Your objective:
Exclude the pictures; give every entry again exactly as written.

━━━━━━━━━━━━━━━━

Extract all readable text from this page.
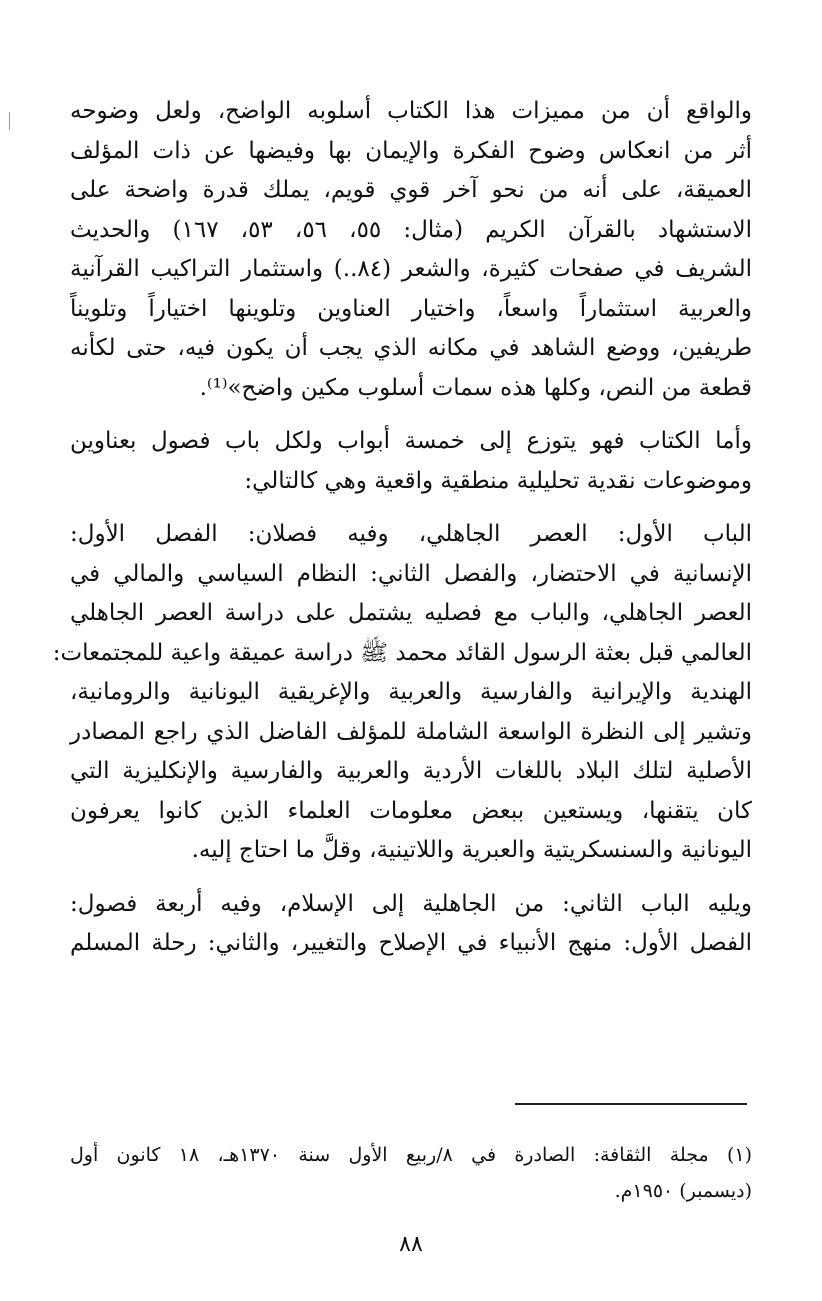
والواقع أن من مميزات هذا الكتاب أسلوبه الواضح، ولعل وضوحه
أثر من انعكاس وضوح الفكرة والإيمان بها وفيضها عن ذات المؤلف
العميقة، على أنه من نحو آخر قوي قويم، يملك قدرة واضحة على
الاستشهاد بالقرآن الكريم (مثال: ٥٥، ٥٦، ٥٣، ١٦٧) والحديث
الشريف في صفحات كثيرة، والشعر (٨٤..) واستثمار التراكيب القرآنية
والعربية استثماراً واسعاً، واختيار العناوين وتلوينها اختياراً وتلويناً
طريفين، ووضع الشاهد في مكانه الذي يجب أن يكون فيه، حتى لكأنه
قطعة من النص، وكلها هذه سمات أسلوب مكين واضح»⁽¹⁾.

وأما الكتاب فهو يتوزع إلى خمسة أبواب ولكل باب فصول بعناوين
وموضوعات نقدية تحليلية منطقية واقعية وهي كالتالي:

الباب الأول: العصر الجاهلي، وفيه فصلان: الفصل الأول:
الإنسانية في الاحتضار، والفصل الثاني: النظام السياسي والمالي في
العصر الجاهلي، والباب مع فصليه يشتمل على دراسة العصر الجاهلي
العالمي قبل بعثة الرسول القائد محمد ﷺ دراسة عميقة واعية للمجتمعات:
الهندية والإيرانية والفارسية والعربية والإغريقية اليونانية والرومانية،
وتشير إلى النظرة الواسعة الشاملة للمؤلف الفاضل الذي راجع المصادر
الأصلية لتلك البلاد باللغات الأردية والعربية والفارسية والإنكليزية التي
كان يتقنها، ويستعين ببعض معلومات العلماء الذين كانوا يعرفون
اليونانية والسنسكريتية والعبرية واللاتينية، وقلَّ ما احتاج إليه.

ويليه الباب الثاني: من الجاهلية إلى الإسلام، وفيه أربعة فصول:
الفصل الأول: منهج الأنبياء في الإصلاح والتغيير، والثاني: رحلة المسلم

(١) مجلة الثقافة: الصادرة في ٨/ربيع الأول سنة ١٣٧٠هـ، ١٨ كانون أول
(ديسمبر) ١٩٥٠م.
٨٨
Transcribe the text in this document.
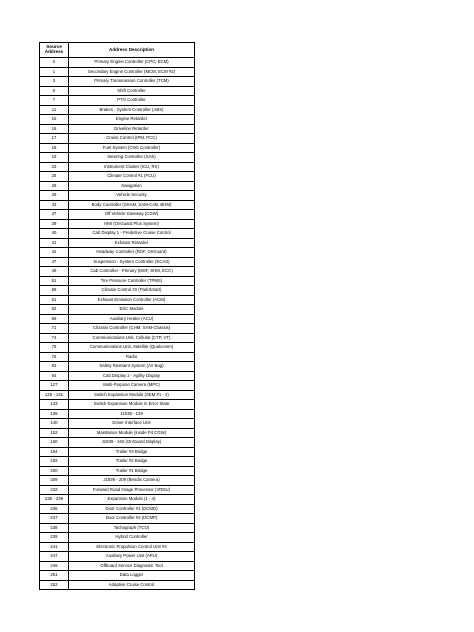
Source
Address	Address Description
0	Primary Engine Controller (CPC, ECM)
1	Secondary Engine Controller (MCM, ECM #2)
3	Primary Transmission Controller (TCM)
5	Shift Controller
7	PTO Controller
11	Brakes - System Controller (ABS)
15	Engine Retarder
16	Driveline Retarder
17	Cruise Control (IPM, PCC)
18	Fuel System (CNG Controller)
19	Steering Controller (SAS)
23	Instrument Cluster (ICU, RX)
25	Climate Control #1 (FCU)
28	Navigation
29	Vehicle Security
33	Body Controller (SSAM, SAM-CAB, BHM)
37	Off Vehicle Gateway (CGW)
39	HMI (OnGuard Plus System)
40	Cab Display 1 - Predictive Cruise Control
41	Exhaust Retarder
42	Headway Controller (RDF, OnGuard)
47	Suspension - System Controller (ECAS)
49	Cab Controller - Primary (MSF, SHM, ECC)
51	Tire Pressure Controller (TPMS)
58	Climate Control #2 (ParkSmart)
61	Exhaust Emission Controller (ACM)
62	ESC Module
69	Auxiliary Heater (ACU)
71	Chassis Controller (CHM, SAM-Chassis)
74	Communications Unit, Cellular (CTP, VT)
75	Communications Unit, Satellite (Qualcomm)
76	Radio
83	Safety Restraint System (Air Bag)
84	Cab Display 2 - Agility Display
127	Multi-Purpose Camera (MPC)
128 - 131	Switch Expansion Module (SEM #1 - 4)
133	Switch Expansion Module in Error State
139	J1939 - 139
140	Driver Interface Unit
152	Maintaince Module (inside P4 CGW)
160	J1939 - 160 (OnGuard Display)
184	Trailer #3 Bridge
192	Trailer #2 Bridge
200	Trailer #1 Bridge
209	J1939 - 209 (Bendix Camera)
232	Forward Road Image Processor (VRDU)
235 - 239	Expansion Module (1 - 4)
236	Door Controller #1 (DCMD)
237	Door Controller #2 (DCMP)
238	Tachograph (TCO)
239	Hybrid Controller
241	Electronic Propulsion Control Unit #3
247	Auxiliary Power Unit (APU)
249	Offboard Service Diagnostic Tool
251	Data Logger
252	Adaptive Cruise Control
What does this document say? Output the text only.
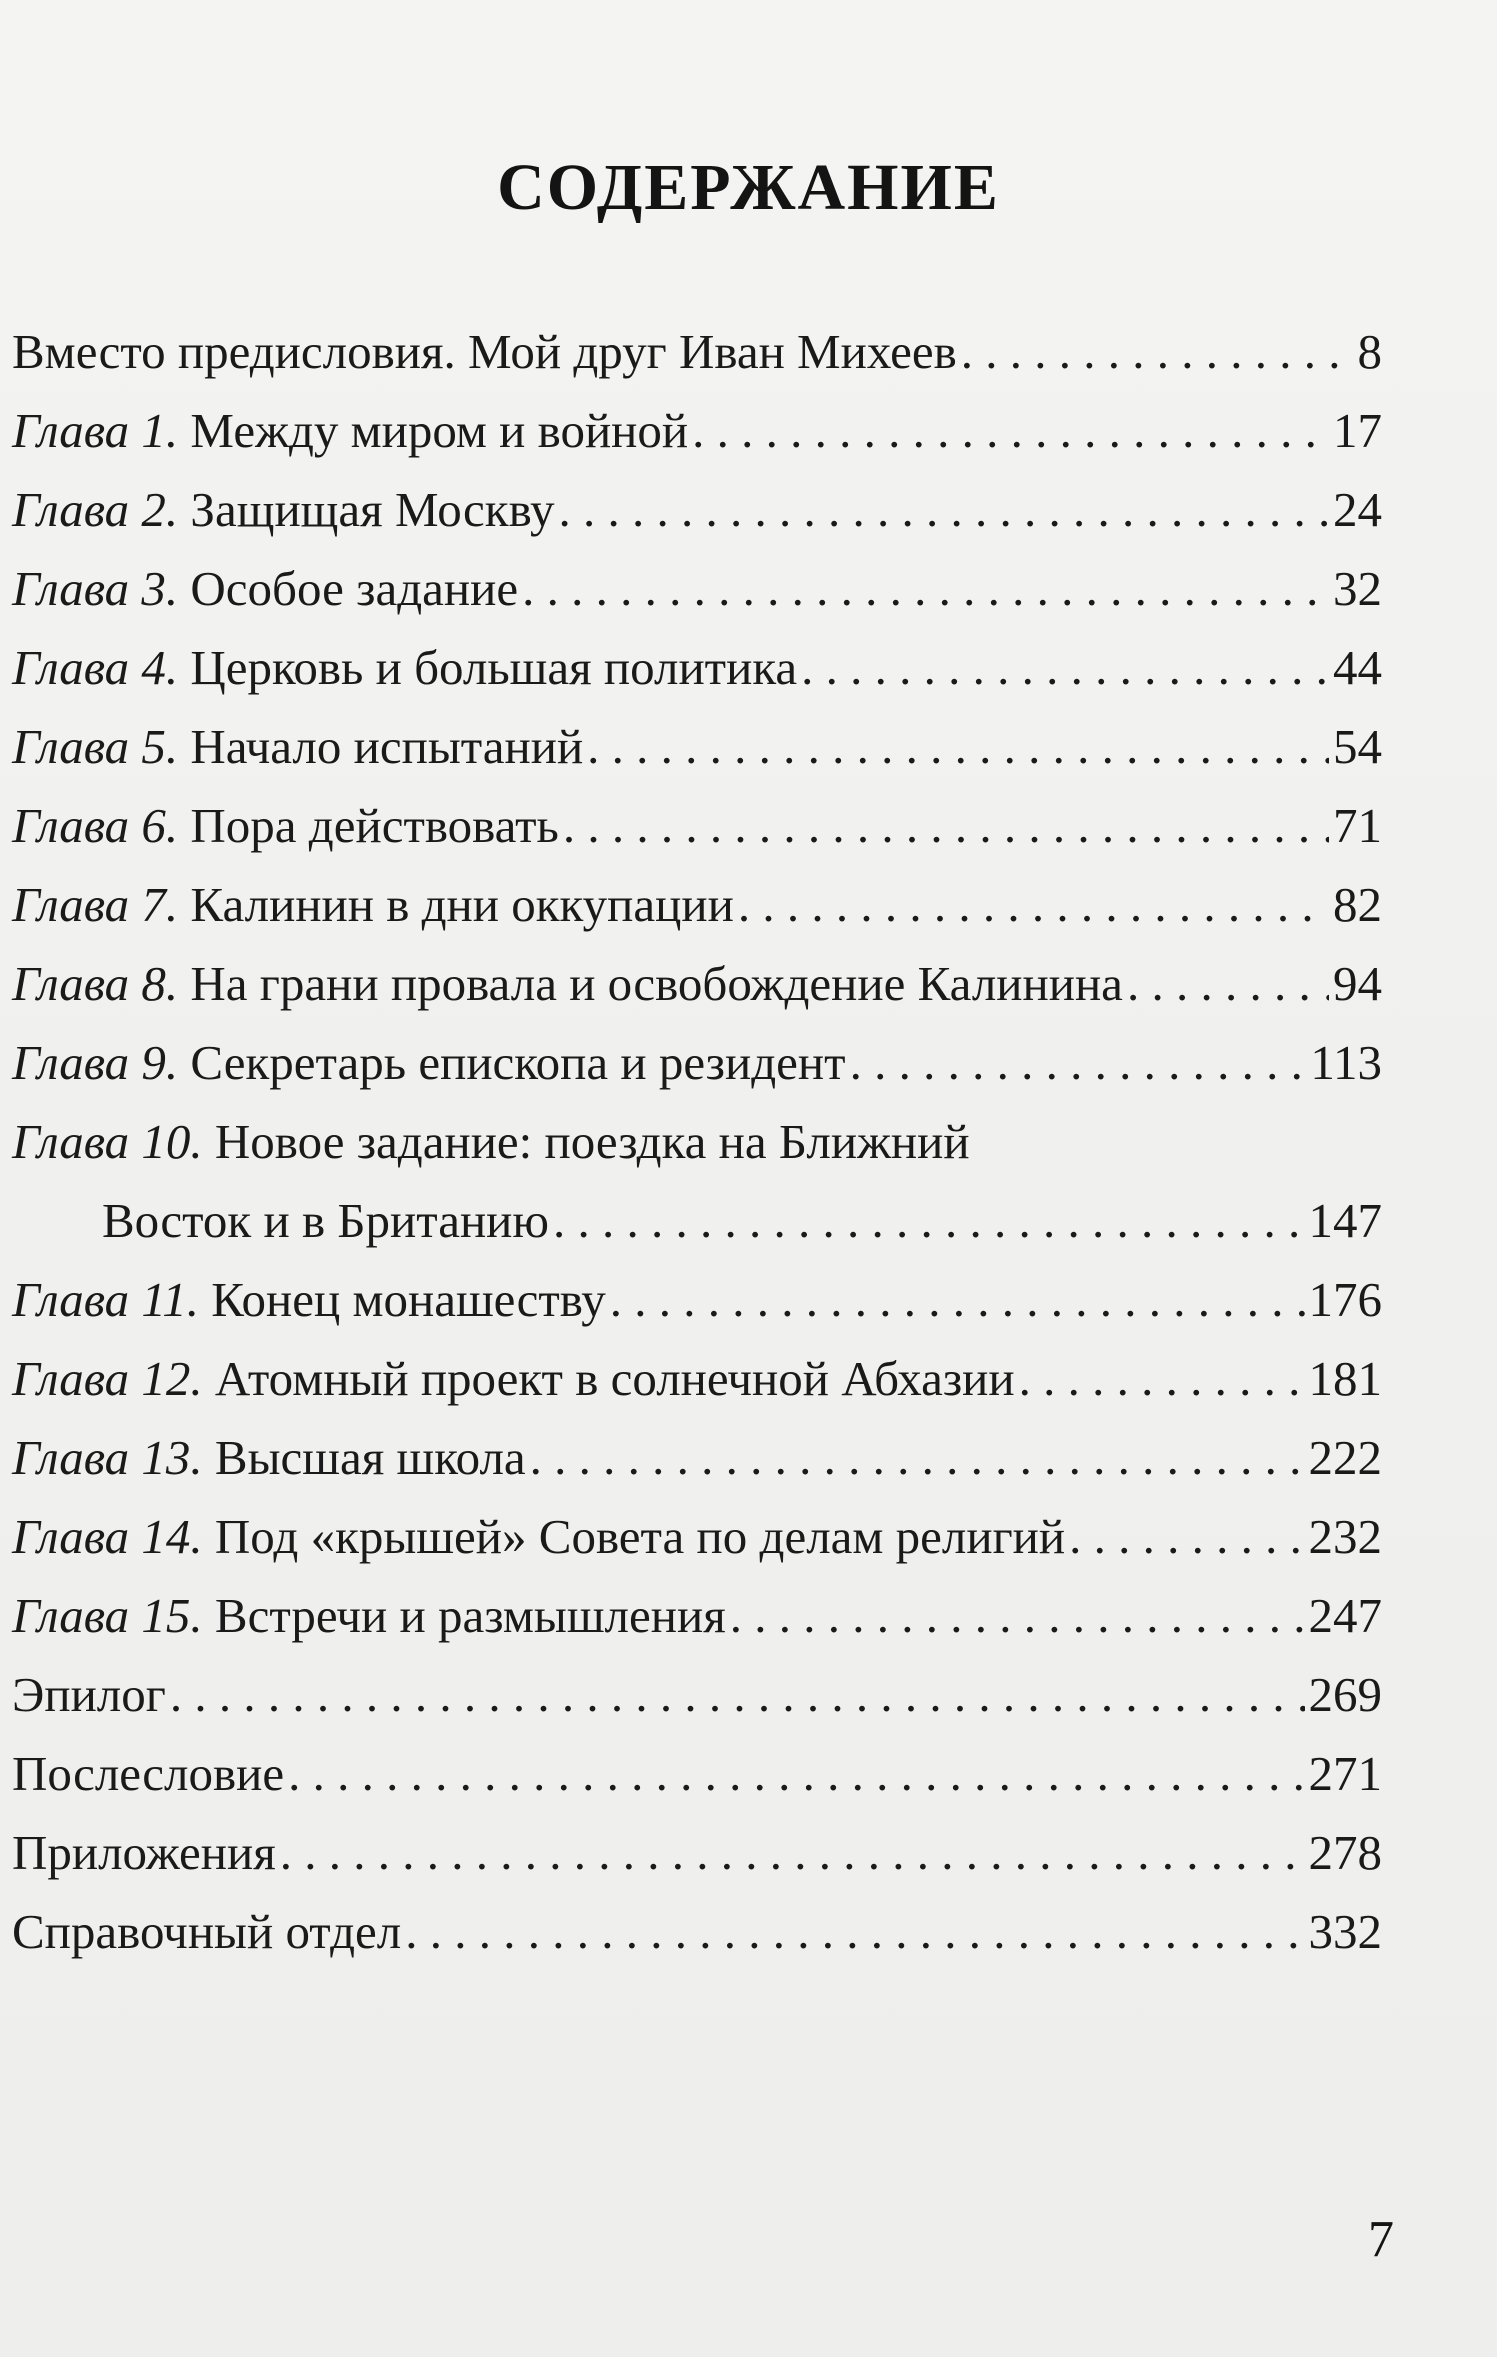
СОДЕРЖАНИЕ
Вместо предисловия. Мой друг Иван Михеев . . .	8
Глава 1. Между миром и войной . . .	17
Глава 2. Защищая Москву . . .	24
Глава 3. Особое задание . . .	32
Глава 4. Церковь и большая политика . . .	44
Глава 5. Начало испытаний . . .	54
Глава 6. Пора действовать . . .	71
Глава 7. Калинин в дни оккупации . . .	82
Глава 8. На грани провала и освобождение Калинина . . .	94
Глава 9. Секретарь епископа и резидент . . .	113
Глава 10. Новое задание: поездка на Ближний
Восток и в Британию . . .	147
Глава 11. Конец монашеству . . .	176
Глава 12. Атомный проект в солнечной Абхазии . . .	181
Глава 13. Высшая школа . . .	222
Глава 14. Под «крышей» Совета по делам религий . . .	232
Глава 15. Встречи и размышления . . .	247
Эпилог . . .	269
Послесловие . . .	271
Приложения . . .	278
Справочный отдел . . .	332
7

━━━━━━━━━━━━━━━━

Expected output:
Extract all readable text from this page.
والواقع أن من مميزات هذا الكتاب أسلوبه الواضح، ولعل وضوحه
أثر من انعكاس وضوح الفكرة والإيمان بها وفيضها عن ذات المؤلف
العميقة، على أنه من نحو آخر قوي قويم، يملك قدرة واضحة على
الاستشهاد بالقرآن الكريم (مثال: ٥٥، ٥٦، ٥٣، ١٦٧) والحديث
الشريف في صفحات كثيرة، والشعر (٨٤..) واستثمار التراكيب القرآنية
والعربية استثماراً واسعاً، واختيار العناوين وتلوينها اختياراً وتلويناً
طريفين، ووضع الشاهد في مكانه الذي يجب أن يكون فيه، حتى لكأنه
قطعة من النص، وكلها هذه سمات أسلوب مكين واضح»⁽¹⁾.

وأما الكتاب فهو يتوزع إلى خمسة أبواب ولكل باب فصول بعناوين
وموضوعات نقدية تحليلية منطقية واقعية وهي كالتالي:

الباب الأول: العصر الجاهلي، وفيه فصلان: الفصل الأول:
الإنسانية في الاحتضار، والفصل الثاني: النظام السياسي والمالي في
العصر الجاهلي، والباب مع فصليه يشتمل على دراسة العصر الجاهلي
العالمي قبل بعثة الرسول القائد محمد ﷺ دراسة عميقة واعية للمجتمعات:
الهندية والإيرانية والفارسية والعربية والإغريقية اليونانية والرومانية،
وتشير إلى النظرة الواسعة الشاملة للمؤلف الفاضل الذي راجع المصادر
الأصلية لتلك البلاد باللغات الأردية والعربية والفارسية والإنكليزية التي
كان يتقنها، ويستعين ببعض معلومات العلماء الذين كانوا يعرفون
اليونانية والسنسكريتية والعبرية واللاتينية، وقلَّ ما احتاج إليه.

ويليه الباب الثاني: من الجاهلية إلى الإسلام، وفيه أربعة فصول:
الفصل الأول: منهج الأنبياء في الإصلاح والتغيير، والثاني: رحلة المسلم

(١) مجلة الثقافة: الصادرة في ٨/ربيع الأول سنة ١٣٧٠هـ، ١٨ كانون أول
(ديسمبر) ١٩٥٠م.
٨٨
Transcribe the text in this document.
Source
Address	Address Description
0	Primary Engine Controller (CPC, ECM)
1	Secondary Engine Controller (MCM, ECM #2)
3	Primary Transmission Controller (TCM)
5	Shift Controller
7	PTO Controller
11	Brakes - System Controller (ABS)
15	Engine Retarder
16	Driveline Retarder
17	Cruise Control (IPM, PCC)
18	Fuel System (CNG Controller)
19	Steering Controller (SAS)
23	Instrument Cluster (ICU, RX)
25	Climate Control #1 (FCU)
28	Navigation
29	Vehicle Security
33	Body Controller (SSAM, SAM-CAB, BHM)
37	Off Vehicle Gateway (CGW)
39	HMI (OnGuard Plus System)
40	Cab Display 1 - Predictive Cruise Control
41	Exhaust Retarder
42	Headway Controller (RDF, OnGuard)
47	Suspension - System Controller (ECAS)
49	Cab Controller - Primary (MSF, SHM, ECC)
51	Tire Pressure Controller (TPMS)
58	Climate Control #2 (ParkSmart)
61	Exhaust Emission Controller (ACM)
62	ESC Module
69	Auxiliary Heater (ACU)
71	Chassis Controller (CHM, SAM-Chassis)
74	Communications Unit, Cellular (CTP, VT)
75	Communications Unit, Satellite (Qualcomm)
76	Radio
83	Safety Restraint System (Air Bag)
84	Cab Display 2 - Agility Display
127	Multi-Purpose Camera (MPC)
128 - 131	Switch Expansion Module (SEM #1 - 4)
133	Switch Expansion Module in Error State
139	J1939 - 139
140	Driver Interface Unit
152	Maintaince Module (inside P4 CGW)
160	J1939 - 160 (OnGuard Display)
184	Trailer #3 Bridge
192	Trailer #2 Bridge
200	Trailer #1 Bridge
209	J1939 - 209 (Bendix Camera)
232	Forward Road Image Processor (VRDU)
235 - 239	Expansion Module (1 - 4)
236	Door Controller #1 (DCMD)
237	Door Controller #2 (DCMP)
238	Tachograph (TCO)
239	Hybrid Controller
241	Electronic Propulsion Control Unit #3
247	Auxiliary Power Unit (APU)
249	Offboard Service Diagnostic Tool
251	Data Logger
252	Adaptive Cruise Control
What does this document say? Output the text only.
СОДЕРЖАНИЕ
Вместо предисловия. Мой друг Иван Михеев . . .	8
Глава 1. Между миром и войной . . .	17
Глава 2. Защищая Москву . . .	24
Глава 3. Особое задание . . .	32
Глава 4. Церковь и большая политика . . .	44
Глава 5. Начало испытаний . . .	54
Глава 6. Пора действовать . . .	71
Глава 7. Калинин в дни оккупации . . .	82
Глава 8. На грани провала и освобождение Калинина . . .	94
Глава 9. Секретарь епископа и резидент . . .	113
Глава 10. Новое задание: поездка на Ближний
Восток и в Британию . . .	147
Глава 11. Конец монашеству . . .	176
Глава 12. Атомный проект в солнечной Абхазии . . .	181
Глава 13. Высшая школа . . .	222
Глава 14. Под «крышей» Совета по делам религий . . .	232
Глава 15. Встречи и размышления . . .	247
Эпилог . . .	269
Послесловие . . .	271
Приложения . . .	278
Справочный отдел . . .	332
7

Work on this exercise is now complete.